(Given request):
Look through the material below for "cell". Copy every line that contains it.
-.-.-
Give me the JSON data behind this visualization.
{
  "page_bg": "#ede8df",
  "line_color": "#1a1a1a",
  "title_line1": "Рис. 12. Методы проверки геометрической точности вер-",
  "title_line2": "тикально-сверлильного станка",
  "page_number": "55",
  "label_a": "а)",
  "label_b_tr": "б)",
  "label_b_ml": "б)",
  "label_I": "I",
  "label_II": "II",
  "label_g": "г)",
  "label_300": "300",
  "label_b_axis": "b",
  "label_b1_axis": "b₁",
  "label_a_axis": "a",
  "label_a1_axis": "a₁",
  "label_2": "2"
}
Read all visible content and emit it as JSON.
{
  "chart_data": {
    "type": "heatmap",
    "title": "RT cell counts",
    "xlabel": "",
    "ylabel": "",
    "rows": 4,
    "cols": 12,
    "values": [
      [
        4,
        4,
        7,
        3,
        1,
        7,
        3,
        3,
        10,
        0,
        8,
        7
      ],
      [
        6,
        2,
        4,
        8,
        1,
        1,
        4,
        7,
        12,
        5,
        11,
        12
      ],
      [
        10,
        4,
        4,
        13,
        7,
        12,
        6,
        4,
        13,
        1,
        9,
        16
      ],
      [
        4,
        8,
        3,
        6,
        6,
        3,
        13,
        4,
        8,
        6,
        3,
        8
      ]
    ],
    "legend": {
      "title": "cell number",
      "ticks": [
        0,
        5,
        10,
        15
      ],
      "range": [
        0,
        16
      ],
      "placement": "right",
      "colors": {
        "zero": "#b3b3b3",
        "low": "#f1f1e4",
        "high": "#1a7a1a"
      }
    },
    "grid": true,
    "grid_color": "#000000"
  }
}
-.-.-
(Expected answer):
    "title": "RT cell counts",
      "title": "cell number",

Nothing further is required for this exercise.